GIVEN TASK: Write the material out again in full, word for word. Do not include the pictures.

DATA PROVIDED:
[Start]

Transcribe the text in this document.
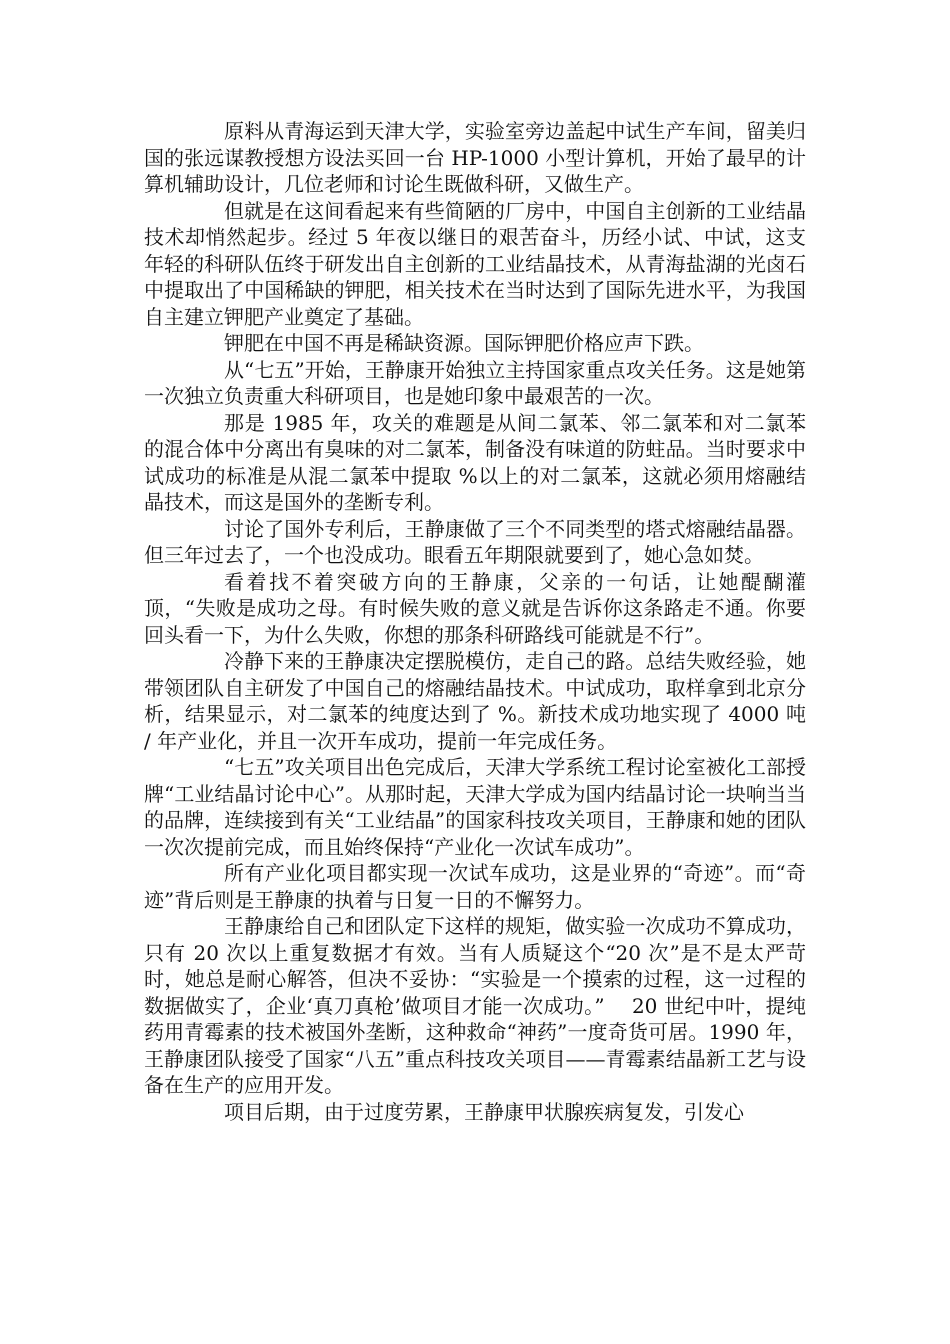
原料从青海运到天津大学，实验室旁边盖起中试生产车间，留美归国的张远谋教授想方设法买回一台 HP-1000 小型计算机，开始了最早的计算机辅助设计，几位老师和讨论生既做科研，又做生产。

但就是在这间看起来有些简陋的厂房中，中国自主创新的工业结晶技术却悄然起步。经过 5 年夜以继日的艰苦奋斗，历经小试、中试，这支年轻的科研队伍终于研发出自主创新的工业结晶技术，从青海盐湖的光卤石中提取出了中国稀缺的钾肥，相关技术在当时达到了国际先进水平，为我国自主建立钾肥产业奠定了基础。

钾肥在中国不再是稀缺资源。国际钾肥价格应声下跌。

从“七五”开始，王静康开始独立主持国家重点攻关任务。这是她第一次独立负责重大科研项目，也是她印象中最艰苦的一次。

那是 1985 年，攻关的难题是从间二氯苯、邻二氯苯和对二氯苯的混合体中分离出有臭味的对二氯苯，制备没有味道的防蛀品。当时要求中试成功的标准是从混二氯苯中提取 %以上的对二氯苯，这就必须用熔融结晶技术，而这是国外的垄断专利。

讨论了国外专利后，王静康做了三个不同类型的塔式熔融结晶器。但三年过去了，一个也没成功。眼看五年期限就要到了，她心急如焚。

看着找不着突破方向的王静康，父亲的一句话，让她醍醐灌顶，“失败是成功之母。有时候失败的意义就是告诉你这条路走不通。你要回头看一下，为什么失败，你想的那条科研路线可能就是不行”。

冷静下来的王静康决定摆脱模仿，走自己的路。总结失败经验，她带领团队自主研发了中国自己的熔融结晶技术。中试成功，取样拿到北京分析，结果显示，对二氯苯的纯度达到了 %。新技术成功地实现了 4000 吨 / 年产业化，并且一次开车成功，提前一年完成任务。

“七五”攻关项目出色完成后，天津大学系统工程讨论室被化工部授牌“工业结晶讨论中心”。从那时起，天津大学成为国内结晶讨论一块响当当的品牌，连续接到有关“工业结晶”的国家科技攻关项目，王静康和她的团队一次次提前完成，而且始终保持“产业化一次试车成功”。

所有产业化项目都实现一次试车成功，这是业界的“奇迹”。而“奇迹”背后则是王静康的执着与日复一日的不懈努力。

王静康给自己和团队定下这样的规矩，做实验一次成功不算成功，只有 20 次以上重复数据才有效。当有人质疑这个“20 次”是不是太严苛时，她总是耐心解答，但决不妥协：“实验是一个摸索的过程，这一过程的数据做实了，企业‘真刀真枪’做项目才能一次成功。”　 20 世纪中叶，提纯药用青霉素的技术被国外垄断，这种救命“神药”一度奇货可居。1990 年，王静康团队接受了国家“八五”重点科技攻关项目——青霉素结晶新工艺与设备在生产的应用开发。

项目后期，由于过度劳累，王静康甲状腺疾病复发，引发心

[End]

FINISHED ANSWER:
Transcribe the text in this document.
原料从青海运到天津大学，实验室旁边盖起中试生产车间，留美归国的张远谋教授想方设法买回一台 HP-1000 小型计算机，开始了最早的计算机辅助设计，几位老师和讨论生既做科研，又做生产。

但就是在这间看起来有些简陋的厂房中，中国自主创新的工业结晶技术却悄然起步。经过 5 年夜以继日的艰苦奋斗，历经小试、中试，这支年轻的科研队伍终于研发出自主创新的工业结晶技术，从青海盐湖的光卤石中提取出了中国稀缺的钾肥，相关技术在当时达到了国际先进水平，为我国自主建立钾肥产业奠定了基础。

钾肥在中国不再是稀缺资源。国际钾肥价格应声下跌。

从“七五”开始，王静康开始独立主持国家重点攻关任务。这是她第一次独立负责重大科研项目，也是她印象中最艰苦的一次。

那是 1985 年，攻关的难题是从间二氯苯、邻二氯苯和对二氯苯的混合体中分离出有臭味的对二氯苯，制备没有味道的防蛀品。当时要求中试成功的标准是从混二氯苯中提取 %以上的对二氯苯，这就必须用熔融结晶技术，而这是国外的垄断专利。

讨论了国外专利后，王静康做了三个不同类型的塔式熔融结晶器。但三年过去了，一个也没成功。眼看五年期限就要到了，她心急如焚。

看着找不着突破方向的王静康，父亲的一句话，让她醍醐灌顶，“失败是成功之母。有时候失败的意义就是告诉你这条路走不通。你要回头看一下，为什么失败，你想的那条科研路线可能就是不行”。

冷静下来的王静康决定摆脱模仿，走自己的路。总结失败经验，她带领团队自主研发了中国自己的熔融结晶技术。中试成功，取样拿到北京分析，结果显示，对二氯苯的纯度达到了 %。新技术成功地实现了 4000 吨 / 年产业化，并且一次开车成功，提前一年完成任务。

“七五”攻关项目出色完成后，天津大学系统工程讨论室被化工部授牌“工业结晶讨论中心”。从那时起，天津大学成为国内结晶讨论一块响当当的品牌，连续接到有关“工业结晶”的国家科技攻关项目，王静康和她的团队一次次提前完成，而且始终保持“产业化一次试车成功”。

所有产业化项目都实现一次试车成功，这是业界的“奇迹”。而“奇迹”背后则是王静康的执着与日复一日的不懈努力。

王静康给自己和团队定下这样的规矩，做实验一次成功不算成功，只有 20 次以上重复数据才有效。当有人质疑这个“20 次”是不是太严苛时，她总是耐心解答，但决不妥协：“实验是一个摸索的过程，这一过程的数据做实了，企业‘真刀真枪’做项目才能一次成功。”　 20 世纪中叶，提纯药用青霉素的技术被国外垄断，这种救命“神药”一度奇货可居。1990 年，王静康团队接受了国家“八五”重点科技攻关项目——青霉素结晶新工艺与设备在生产的应用开发。

项目后期，由于过度劳累，王静康甲状腺疾病复发，引发心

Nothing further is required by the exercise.